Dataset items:
☆ ☆ ☆ ☆ ☆ ☆ ☆
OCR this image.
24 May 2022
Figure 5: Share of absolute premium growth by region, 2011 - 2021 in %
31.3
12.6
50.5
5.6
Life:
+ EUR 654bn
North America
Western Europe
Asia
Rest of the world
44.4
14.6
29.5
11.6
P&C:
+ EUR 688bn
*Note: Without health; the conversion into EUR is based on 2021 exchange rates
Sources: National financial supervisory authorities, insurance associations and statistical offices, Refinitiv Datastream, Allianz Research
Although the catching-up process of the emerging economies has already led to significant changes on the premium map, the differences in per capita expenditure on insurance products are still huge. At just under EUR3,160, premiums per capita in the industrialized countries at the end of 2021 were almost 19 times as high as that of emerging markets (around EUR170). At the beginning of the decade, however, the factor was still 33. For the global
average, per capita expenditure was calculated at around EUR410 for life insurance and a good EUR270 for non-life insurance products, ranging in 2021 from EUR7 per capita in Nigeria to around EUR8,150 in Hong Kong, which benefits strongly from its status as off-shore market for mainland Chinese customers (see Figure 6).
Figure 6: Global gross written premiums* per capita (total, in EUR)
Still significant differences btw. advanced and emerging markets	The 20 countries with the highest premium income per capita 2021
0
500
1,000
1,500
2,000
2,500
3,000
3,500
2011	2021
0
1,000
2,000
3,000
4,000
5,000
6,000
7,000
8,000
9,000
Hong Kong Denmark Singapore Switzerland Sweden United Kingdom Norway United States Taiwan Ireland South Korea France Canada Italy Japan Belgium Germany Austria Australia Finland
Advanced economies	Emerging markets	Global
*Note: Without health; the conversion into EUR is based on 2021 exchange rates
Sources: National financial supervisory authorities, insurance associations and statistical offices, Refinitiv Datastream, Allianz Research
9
☆ ☆ ☆ ☆ ☆ ☆ ☆
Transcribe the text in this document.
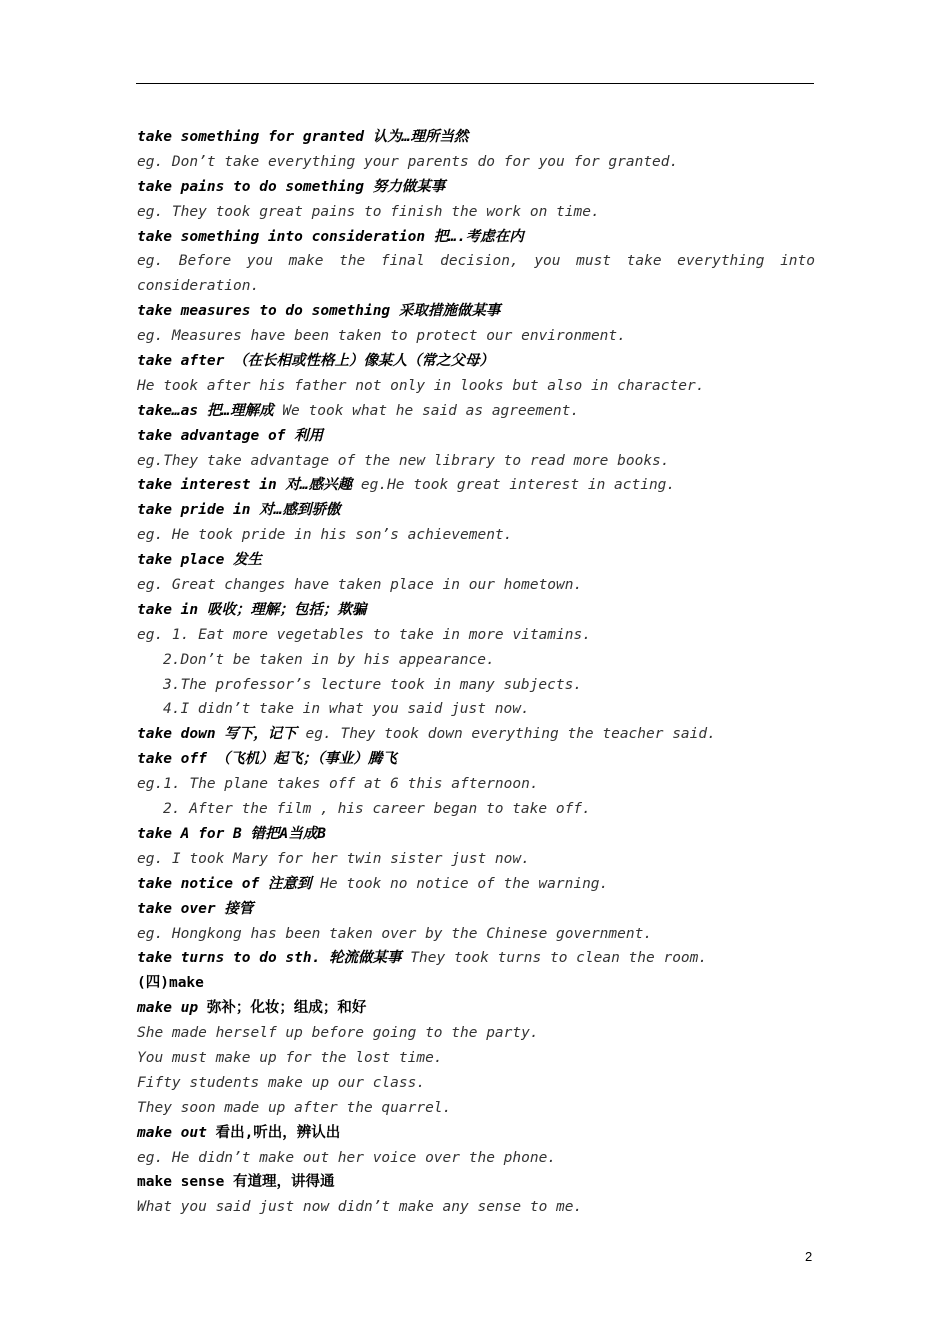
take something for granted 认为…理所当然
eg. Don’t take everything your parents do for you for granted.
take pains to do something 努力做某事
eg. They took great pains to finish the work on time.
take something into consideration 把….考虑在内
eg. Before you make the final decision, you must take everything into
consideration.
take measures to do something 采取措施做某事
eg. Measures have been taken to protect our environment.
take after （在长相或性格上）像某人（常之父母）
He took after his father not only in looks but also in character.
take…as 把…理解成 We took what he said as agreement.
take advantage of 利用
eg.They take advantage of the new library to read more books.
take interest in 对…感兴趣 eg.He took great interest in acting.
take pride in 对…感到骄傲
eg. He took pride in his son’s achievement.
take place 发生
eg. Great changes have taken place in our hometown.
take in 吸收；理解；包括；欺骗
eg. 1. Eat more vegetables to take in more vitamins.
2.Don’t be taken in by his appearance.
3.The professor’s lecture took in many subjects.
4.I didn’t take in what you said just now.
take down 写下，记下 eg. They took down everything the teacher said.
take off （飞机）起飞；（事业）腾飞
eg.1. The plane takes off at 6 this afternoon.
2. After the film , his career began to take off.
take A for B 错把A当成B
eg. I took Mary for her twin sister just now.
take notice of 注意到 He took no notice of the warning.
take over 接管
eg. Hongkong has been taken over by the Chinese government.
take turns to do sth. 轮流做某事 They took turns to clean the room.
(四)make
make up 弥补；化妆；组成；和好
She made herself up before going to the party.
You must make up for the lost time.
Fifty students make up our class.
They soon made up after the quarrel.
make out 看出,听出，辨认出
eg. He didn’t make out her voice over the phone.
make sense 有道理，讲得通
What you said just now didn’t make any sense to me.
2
☆ ☆ ☆ ☆ ☆ ☆ ☆
- **What needs to be done**:
Count how many lines above include the word "premiums" and answer with that figure only.

- **Response for this exercise**:
2